▶ **Selected passage**
▶
But drug companies became very interested in drug trials involving children about two years ago, when the government agreed to extend exclusive patents on drugs for six months if the companies facilitated testing in children. About two years after the extension, however, the FDA, still not satisfied with the amount of pediatric testing being done, introduced an administrative mandate that required drug companies to test previously approved drugs frequently used in children. The move brought three thinly veiled "citizen suits" funded by the drug industry that challenged the FDA's authority. When the FDA backed down under this pressure, child advocacy groups -- including the American Academy of Pediatrics and the American Academy of Child and Adolescent Psychiatrists -- expressed outrage. The FDA finally reinstituted the mandate, with the apparent public approval of the Bush administration.
Now Sens. Hillary Clinton, (D-N.Y.), Christopher Dodd (D-Conn.), and Mike DeWine (R-Ohio) are sponsoring legislation to make the testing mandatory for drugs that are regularly prescribed for children.
But this proposal doesn't go far enough. At the moment, doctors and their patients learn only in a haphazard fashion about the side effects that develop with a drug's long-term use. There are no requirements for what is called post-marketing surveillance -- for any drug -- despite repeated calls for such a procedure from medical and patient advocacy groups.
Drug companies aggressively oppose this kind of thorough follow-up on drugs, not only because it is expensive, but because they don't really want to find out whether their drugs continue to work over time or if long-term side effects develop. Currently, that kind of research is a job for the country's trial lawyers. But this de facto "system" of monitoring the effects of drugs requires many casualties before an adverse outcome is discovered or established in the medical and popular literature.
At the heart of this debate is the recent surge in the use of psychiatric drugs to treat children. So many children are taking these medications that the need for more testing and follow-up is suddenly crucial. Unfortunately, the alternative -- effective non-drug interventions for the treatment of children's behavioral issues -- has been overlooked.
◀
▶ **What to do**
Pick up the passage on pediatric drug testing after its last sentence and keep it going. These lines have no connection to the passage on testing drugs in children.

(Items from a data source)
▶
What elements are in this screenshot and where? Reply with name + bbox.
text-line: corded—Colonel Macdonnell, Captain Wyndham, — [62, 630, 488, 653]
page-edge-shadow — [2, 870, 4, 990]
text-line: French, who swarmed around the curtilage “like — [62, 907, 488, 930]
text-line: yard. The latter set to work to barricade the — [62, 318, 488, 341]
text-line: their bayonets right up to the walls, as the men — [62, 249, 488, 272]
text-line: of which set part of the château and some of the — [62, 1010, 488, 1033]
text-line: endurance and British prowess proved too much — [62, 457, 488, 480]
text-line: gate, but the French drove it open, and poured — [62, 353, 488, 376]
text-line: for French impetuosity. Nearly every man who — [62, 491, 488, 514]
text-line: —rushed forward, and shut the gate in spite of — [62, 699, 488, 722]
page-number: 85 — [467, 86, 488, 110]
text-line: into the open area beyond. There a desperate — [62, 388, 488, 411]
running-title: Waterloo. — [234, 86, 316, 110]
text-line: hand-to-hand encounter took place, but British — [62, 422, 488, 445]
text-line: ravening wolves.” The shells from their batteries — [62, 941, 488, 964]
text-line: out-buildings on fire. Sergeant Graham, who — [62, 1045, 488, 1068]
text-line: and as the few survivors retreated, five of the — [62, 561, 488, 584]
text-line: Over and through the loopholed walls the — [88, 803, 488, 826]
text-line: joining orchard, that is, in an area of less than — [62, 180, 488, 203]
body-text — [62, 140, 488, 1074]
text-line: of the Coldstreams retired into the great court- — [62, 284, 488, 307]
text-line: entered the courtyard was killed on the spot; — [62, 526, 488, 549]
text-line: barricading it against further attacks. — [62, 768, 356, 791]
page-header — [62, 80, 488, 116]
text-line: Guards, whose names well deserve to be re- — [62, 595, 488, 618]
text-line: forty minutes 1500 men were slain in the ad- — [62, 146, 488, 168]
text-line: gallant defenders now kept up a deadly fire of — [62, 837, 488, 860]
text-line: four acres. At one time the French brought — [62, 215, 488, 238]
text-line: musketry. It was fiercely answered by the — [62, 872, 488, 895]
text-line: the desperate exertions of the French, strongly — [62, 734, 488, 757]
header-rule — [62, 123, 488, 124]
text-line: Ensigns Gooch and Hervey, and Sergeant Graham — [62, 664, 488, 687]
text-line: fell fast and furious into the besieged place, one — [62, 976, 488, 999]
◀
▶ **Exercise result**
Specific psychotherapeutic approaches to the treatment of behavioral issues in children -- ADHD, anxiety and obsessive compulsive disorder -- have been shown to eliminate or decrease the need for drugs. But the pharmaceutical industry, with its control of psychiatric research funding, influence in the media, and direct advertising to patients, has no interest in the promotion of these approaches. The problem? Psychosocial treatments like family therapy and special education do not generate stock dividends or equity, and they are less available than drugs.
If other interventions were more widely available and aggressively promoted, it is possible that Shaina Dunkle's apparently mild ADHD symptoms, diagnosed by her school psychologist, could have been managed without medication. Yes, some children who do receive non-drug help can still benefit from taking a psychiatric medication. But Shaina's parents say they never would have given desipramine to their daughter had they known more about it. They trusted the doctor; they believed the drug to be safe.
The extensive prescription of these medications for children, without adequate testing for safety and effectiveness in children constitutes a hidden time bomb that could explode with still more casualties. Catastrophic side effects, like the one that killed Shaina Dunkle, may be rare, but they become predictable when we treat so many children with so many drugs. We need to know more, much more. And until we do, it is imperative that we give adequate consideration to treatments that do not involve drugs whose full effects we don't completely understand.